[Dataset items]
Begin
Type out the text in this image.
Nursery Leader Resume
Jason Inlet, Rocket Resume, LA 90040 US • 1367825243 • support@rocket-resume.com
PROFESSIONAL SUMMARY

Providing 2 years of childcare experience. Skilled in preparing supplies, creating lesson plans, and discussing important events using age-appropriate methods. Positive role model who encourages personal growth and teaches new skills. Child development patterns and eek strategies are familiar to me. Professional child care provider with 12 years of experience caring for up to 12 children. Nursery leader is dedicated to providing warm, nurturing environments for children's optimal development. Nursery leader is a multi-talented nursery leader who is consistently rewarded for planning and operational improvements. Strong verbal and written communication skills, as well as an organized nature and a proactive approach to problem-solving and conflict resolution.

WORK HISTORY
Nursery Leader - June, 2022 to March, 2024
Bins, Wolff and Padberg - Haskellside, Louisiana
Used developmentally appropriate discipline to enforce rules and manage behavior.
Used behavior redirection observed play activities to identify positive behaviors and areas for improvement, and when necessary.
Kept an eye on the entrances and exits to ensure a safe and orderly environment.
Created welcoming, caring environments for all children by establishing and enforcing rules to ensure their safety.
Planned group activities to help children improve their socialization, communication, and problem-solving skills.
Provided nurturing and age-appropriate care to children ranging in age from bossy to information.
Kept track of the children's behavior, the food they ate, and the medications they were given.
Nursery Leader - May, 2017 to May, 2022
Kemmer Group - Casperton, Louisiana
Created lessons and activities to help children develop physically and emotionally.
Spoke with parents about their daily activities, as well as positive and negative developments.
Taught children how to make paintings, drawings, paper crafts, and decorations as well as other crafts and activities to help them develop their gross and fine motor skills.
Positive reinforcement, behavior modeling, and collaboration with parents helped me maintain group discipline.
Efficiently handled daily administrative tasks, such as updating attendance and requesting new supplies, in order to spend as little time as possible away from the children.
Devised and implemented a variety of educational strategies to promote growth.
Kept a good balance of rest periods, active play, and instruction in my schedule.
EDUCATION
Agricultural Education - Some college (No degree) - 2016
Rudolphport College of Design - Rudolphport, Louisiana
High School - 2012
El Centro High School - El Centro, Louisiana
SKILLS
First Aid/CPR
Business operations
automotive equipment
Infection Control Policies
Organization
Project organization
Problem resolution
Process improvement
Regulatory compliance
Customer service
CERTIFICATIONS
End
● WHAT IS BEING ASKED: Take the entries above and copy them out exactly.

● THE SOLUTION:
Type out the text in this image.
Nursery Leader Resume
Jason Inlet, Rocket Resume, LA 90040 US • 1367825243 • support@rocket-resume.com
PROFESSIONAL SUMMARY

Providing 2 years of childcare experience. Skilled in preparing supplies, creating lesson plans, and discussing important events using age-appropriate methods. Positive role model who encourages personal growth and teaches new skills. Child development patterns and eek strategies are familiar to me. Professional child care provider with 12 years of experience caring for up to 12 children. Nursery leader is dedicated to providing warm, nurturing environments for children's optimal development. Nursery leader is a multi-talented nursery leader who is consistently rewarded for planning and operational improvements. Strong verbal and written communication skills, as well as an organized nature and a proactive approach to problem-solving and conflict resolution.

WORK HISTORY
Nursery Leader - June, 2022 to March, 2024
Bins, Wolff and Padberg - Haskellside, Louisiana
Used developmentally appropriate discipline to enforce rules and manage behavior.
Used behavior redirection observed play activities to identify positive behaviors and areas for improvement, and when necessary.
Kept an eye on the entrances and exits to ensure a safe and orderly environment.
Created welcoming, caring environments for all children by establishing and enforcing rules to ensure their safety.
Planned group activities to help children improve their socialization, communication, and problem-solving skills.
Provided nurturing and age-appropriate care to children ranging in age from bossy to information.
Kept track of the children's behavior, the food they ate, and the medications they were given.
Nursery Leader - May, 2017 to May, 2022
Kemmer Group - Casperton, Louisiana
Created lessons and activities to help children develop physically and emotionally.
Spoke with parents about their daily activities, as well as positive and negative developments.
Taught children how to make paintings, drawings, paper crafts, and decorations as well as other crafts and activities to help them develop their gross and fine motor skills.
Positive reinforcement, behavior modeling, and collaboration with parents helped me maintain group discipline.
Efficiently handled daily administrative tasks, such as updating attendance and requesting new supplies, in order to spend as little time as possible away from the children.
Devised and implemented a variety of educational strategies to promote growth.
Kept a good balance of rest periods, active play, and instruction in my schedule.
EDUCATION
Agricultural Education - Some college (No degree) - 2016
Rudolphport College of Design - Rudolphport, Louisiana
High School - 2012
El Centro High School - El Centro, Louisiana
SKILLS
First Aid/CPR
Business operations
automotive equipment
Infection Control Policies
Organization
Project organization
Problem resolution
Process improvement
Regulatory compliance
Customer service
CERTIFICATIONS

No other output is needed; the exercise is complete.